**Texto original**.

+--

Dadaísmo
Tiene su origen en Zurich en 1916, durante la Gran Guerra, cuando un grupo de artistas, entre los que se encontraban Hugo Ball, Hans Arp o Richard Huelsenbeck, y a los que después se uniría el poeta rumano Tristan Tzara, iniciaron una serie de sesiones en un bar rebautizado Cabaret Voltaire , con la intención de lanzar, en palabras de Ball, "los más estridentes panfletos […] y para rociar adecuadamente con lejía y burla la hipocresía dominante".
Dadá pretendía ser diferente, no conformar un movimiento más. Los dadaístas querían acabar con el arte, bueno o malo, y con la noción misma de literatura. Representaron la negación absoluta. De ahí que su nihilismo acabara en un callejón sin salida. Tzara explicó tardíamente, en 1950, que para comprender muchos de los supuestos del dadaísmo había que imaginarse la situación de unos jóvenes "prisioneros en Suiza" en 1914 y dominados por el rechazo hacia toda forma de civilización moderna, incluido el lenguaje.
El mismo nombre no significaba nada: "Encontré la palabra dadá en el diccionario Larousse", diría Tzara en su momento, aunque posteriores versiones, suyas y de otros autores, acerca de posibles significados ( el primitivismo, el primer sonido que dice el niño, el empezar desde cero, lo que nuestro arte tiene de nuevo …), hayan alcanzado una proyección casi legendaria. En todo caso, de esa primera explicación surgió uno de los puntos básicos del dadaísmo: el azar esgrimido contra la lógica y utilizado como elemento creativo.

+--

**Datos extraídos**.

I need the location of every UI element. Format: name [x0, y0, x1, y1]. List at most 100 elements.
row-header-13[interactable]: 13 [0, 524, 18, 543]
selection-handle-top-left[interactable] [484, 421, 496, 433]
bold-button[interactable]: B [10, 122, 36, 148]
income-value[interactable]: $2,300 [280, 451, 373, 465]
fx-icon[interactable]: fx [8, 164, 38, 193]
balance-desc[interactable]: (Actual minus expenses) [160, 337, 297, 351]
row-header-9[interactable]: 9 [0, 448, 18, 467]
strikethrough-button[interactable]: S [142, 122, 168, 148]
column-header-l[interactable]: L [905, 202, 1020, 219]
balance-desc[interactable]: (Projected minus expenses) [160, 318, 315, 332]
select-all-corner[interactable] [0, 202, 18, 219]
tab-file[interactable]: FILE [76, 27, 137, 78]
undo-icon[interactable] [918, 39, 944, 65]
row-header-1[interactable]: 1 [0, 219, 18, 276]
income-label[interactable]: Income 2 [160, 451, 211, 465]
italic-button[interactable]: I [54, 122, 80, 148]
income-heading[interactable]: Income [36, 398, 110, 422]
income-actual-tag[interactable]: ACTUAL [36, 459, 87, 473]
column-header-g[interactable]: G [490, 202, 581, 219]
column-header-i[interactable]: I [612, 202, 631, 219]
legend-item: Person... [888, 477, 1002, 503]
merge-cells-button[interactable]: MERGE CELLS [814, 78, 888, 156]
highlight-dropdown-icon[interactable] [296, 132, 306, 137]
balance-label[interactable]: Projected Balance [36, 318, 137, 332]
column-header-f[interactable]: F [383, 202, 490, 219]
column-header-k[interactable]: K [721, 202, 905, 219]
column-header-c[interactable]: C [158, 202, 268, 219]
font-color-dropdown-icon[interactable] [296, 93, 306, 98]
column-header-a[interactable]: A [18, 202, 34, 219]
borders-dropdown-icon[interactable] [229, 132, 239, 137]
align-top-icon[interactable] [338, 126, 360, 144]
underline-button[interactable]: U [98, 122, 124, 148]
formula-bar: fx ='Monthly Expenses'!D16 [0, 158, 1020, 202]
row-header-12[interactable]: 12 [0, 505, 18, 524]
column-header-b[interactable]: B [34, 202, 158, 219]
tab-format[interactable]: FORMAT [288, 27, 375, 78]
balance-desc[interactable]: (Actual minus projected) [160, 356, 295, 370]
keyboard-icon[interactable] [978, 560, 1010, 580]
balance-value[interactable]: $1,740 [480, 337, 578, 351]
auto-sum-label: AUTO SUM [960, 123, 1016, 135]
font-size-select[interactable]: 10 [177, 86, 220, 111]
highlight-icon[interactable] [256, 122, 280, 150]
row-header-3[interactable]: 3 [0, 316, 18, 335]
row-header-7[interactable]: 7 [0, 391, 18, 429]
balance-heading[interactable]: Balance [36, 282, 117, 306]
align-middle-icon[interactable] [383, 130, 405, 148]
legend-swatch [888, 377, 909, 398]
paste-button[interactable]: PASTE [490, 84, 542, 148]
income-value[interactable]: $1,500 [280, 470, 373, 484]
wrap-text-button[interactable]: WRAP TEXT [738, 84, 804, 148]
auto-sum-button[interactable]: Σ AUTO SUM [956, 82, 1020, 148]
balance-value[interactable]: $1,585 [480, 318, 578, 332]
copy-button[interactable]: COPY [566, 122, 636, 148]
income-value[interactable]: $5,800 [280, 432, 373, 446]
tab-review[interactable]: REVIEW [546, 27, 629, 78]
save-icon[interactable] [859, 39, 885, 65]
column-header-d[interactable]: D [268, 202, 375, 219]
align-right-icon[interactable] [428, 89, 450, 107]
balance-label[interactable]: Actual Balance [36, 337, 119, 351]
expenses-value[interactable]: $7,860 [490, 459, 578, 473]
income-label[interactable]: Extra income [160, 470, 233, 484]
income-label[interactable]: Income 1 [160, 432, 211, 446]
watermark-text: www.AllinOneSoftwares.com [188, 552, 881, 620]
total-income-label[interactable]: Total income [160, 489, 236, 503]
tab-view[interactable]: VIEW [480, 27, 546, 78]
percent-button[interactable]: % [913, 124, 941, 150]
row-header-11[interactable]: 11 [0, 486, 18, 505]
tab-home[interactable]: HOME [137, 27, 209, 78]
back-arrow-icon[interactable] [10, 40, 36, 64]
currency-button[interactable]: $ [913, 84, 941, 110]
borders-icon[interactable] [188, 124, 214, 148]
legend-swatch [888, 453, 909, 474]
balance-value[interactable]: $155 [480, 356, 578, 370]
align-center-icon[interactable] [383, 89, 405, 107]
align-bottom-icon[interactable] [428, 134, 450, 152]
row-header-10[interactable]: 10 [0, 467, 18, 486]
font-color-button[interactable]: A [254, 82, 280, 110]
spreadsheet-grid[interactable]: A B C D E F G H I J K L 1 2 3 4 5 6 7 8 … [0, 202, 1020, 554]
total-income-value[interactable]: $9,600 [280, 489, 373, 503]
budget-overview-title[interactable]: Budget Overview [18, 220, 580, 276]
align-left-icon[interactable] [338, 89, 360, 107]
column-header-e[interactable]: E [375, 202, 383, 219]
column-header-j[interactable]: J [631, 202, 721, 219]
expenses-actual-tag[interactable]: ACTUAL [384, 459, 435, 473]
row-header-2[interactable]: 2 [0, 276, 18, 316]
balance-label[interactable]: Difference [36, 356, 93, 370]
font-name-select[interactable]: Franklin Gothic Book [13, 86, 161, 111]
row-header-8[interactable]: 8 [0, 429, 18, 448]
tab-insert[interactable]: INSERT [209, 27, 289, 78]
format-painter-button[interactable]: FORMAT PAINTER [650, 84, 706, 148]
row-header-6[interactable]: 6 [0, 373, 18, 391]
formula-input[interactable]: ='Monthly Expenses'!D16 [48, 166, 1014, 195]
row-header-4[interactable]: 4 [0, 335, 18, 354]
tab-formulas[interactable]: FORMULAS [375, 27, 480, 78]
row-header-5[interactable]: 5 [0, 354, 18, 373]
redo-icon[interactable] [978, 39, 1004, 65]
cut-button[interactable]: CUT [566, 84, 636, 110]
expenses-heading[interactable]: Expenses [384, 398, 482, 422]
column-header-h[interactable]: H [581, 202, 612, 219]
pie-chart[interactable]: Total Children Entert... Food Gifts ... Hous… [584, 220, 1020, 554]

+--

**Enunciado 1**. Según el texto sobre el dadaísmo, ¿en qué obra dijo Tzara haber encontrado la palabra dadá?
**Enunciado 2**. Copia literalmente del texto sobre el dadaísmo el pasaje comprendido entre "El mismo nombre" y "como elemento creativo.", ambos incluidos.
Los datos no intervienen para nada en esto.

**Respuesta final 1**. En el diccionario Larousse.

**Respuesta final 2**.
El mismo nombre no significaba nada: "Encontré la palabra dadá en el diccionario Larousse", diría Tzara en su momento, aunque posteriores versiones, suyas y de otros autores, acerca de posibles significados ( el primitivismo, el primer sonido que dice el niño, el empezar desde cero, lo que nuestro arte tiene de nuevo …), hayan alcanzado una proyección casi legendaria. En todo caso, de esa primera explicación surgió uno de los puntos básicos del dadaísmo: el azar esgrimido contra la lógica y utilizado como elemento creativo.